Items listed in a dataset

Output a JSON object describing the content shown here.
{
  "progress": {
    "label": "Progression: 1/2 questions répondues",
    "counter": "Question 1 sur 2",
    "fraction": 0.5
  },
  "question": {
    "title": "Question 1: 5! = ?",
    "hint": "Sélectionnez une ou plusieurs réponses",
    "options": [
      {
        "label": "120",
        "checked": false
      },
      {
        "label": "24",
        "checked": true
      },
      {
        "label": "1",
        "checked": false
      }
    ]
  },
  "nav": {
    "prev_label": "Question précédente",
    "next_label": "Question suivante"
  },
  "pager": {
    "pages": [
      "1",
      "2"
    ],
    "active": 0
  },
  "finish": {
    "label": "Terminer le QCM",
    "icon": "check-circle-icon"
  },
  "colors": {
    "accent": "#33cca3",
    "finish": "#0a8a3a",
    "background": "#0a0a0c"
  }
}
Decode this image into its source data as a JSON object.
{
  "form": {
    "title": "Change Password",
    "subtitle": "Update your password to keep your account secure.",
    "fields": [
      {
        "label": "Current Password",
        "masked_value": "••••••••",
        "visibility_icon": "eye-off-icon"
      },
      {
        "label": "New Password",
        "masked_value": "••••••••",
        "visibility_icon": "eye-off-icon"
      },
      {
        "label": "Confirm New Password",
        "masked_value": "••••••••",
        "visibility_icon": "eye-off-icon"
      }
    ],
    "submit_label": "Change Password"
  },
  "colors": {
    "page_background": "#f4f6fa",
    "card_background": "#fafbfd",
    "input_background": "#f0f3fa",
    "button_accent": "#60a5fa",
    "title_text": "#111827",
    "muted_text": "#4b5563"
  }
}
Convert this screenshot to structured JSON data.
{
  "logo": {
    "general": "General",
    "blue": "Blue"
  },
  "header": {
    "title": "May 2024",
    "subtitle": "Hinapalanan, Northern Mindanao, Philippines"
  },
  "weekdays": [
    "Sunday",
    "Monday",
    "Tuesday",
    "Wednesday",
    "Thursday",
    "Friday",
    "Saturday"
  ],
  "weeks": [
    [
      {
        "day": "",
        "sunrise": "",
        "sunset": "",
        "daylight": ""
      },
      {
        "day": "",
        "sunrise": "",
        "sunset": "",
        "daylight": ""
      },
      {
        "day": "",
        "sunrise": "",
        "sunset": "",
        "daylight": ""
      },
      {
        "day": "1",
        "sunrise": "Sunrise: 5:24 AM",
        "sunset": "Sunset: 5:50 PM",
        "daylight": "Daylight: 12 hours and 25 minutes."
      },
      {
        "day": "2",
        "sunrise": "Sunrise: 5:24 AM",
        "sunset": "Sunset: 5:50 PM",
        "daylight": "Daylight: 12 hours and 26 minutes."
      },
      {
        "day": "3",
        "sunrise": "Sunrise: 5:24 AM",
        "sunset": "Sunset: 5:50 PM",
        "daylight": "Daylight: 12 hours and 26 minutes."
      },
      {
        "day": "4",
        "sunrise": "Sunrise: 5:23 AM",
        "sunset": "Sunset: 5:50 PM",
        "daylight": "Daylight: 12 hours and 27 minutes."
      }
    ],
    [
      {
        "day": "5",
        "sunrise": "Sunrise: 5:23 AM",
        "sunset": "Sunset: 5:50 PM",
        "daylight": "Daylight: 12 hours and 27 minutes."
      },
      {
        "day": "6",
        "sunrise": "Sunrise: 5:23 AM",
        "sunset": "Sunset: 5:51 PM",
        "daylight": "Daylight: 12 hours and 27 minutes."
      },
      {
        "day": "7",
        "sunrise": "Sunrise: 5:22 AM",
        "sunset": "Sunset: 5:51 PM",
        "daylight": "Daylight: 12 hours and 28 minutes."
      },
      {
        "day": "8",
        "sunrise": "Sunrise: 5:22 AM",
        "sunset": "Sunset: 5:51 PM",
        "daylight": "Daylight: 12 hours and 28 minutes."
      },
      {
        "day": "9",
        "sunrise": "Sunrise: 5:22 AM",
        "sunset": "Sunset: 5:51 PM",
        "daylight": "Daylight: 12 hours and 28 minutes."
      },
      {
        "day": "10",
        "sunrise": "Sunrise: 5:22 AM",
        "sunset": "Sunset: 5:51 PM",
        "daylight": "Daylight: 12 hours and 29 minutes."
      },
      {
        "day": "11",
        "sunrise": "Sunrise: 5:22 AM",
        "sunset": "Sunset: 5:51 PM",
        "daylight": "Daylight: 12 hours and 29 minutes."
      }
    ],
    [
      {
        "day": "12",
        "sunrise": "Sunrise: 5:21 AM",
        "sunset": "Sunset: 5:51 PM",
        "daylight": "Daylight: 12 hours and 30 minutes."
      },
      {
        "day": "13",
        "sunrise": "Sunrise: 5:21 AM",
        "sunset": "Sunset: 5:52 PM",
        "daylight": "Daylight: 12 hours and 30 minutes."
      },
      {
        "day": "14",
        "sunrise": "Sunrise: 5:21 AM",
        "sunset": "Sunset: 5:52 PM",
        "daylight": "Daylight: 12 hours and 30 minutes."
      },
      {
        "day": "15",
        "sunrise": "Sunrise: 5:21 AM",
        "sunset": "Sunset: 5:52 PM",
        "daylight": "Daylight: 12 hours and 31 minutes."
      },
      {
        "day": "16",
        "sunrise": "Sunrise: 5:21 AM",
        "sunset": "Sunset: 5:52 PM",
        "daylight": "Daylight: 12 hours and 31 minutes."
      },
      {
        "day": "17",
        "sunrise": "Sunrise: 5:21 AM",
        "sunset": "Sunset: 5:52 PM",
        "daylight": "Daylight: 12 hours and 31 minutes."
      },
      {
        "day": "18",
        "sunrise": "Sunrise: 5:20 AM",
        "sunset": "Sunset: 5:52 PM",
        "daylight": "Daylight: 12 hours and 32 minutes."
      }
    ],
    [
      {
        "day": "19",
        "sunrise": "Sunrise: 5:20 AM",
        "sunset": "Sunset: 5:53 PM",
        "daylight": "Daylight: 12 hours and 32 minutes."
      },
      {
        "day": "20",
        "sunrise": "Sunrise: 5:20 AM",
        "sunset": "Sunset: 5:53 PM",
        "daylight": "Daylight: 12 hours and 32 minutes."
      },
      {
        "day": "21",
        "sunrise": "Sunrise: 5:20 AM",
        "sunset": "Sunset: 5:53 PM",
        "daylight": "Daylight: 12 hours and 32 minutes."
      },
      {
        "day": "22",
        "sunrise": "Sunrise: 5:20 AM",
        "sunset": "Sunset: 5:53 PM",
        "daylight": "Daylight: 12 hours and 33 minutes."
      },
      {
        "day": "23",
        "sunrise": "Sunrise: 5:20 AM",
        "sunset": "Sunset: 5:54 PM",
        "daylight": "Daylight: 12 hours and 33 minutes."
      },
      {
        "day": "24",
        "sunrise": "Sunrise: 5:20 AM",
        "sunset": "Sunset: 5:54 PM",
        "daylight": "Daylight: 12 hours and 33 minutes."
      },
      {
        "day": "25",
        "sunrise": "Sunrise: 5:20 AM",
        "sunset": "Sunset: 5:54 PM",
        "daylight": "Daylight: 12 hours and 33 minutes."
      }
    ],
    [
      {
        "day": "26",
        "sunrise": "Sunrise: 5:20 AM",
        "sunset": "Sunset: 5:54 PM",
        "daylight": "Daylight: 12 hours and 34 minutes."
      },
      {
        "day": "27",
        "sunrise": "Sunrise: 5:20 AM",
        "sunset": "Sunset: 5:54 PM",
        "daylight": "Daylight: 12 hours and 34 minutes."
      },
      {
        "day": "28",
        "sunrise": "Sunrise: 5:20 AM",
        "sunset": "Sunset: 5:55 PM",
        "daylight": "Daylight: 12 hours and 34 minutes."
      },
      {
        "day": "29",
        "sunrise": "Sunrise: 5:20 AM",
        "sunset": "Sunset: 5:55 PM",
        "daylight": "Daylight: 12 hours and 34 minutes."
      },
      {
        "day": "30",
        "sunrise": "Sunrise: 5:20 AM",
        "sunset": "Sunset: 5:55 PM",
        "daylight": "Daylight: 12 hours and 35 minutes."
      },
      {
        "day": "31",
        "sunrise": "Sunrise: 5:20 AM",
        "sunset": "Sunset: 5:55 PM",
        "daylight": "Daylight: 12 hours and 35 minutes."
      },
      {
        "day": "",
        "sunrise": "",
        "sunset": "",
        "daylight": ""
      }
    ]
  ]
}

--- PROMPT ---
Pick out and copy every line that contains the word "Change".

--- RESULT FOR THIS EXERCISE ---
    "title": "Change Password",
    "submit_label": "Change Password"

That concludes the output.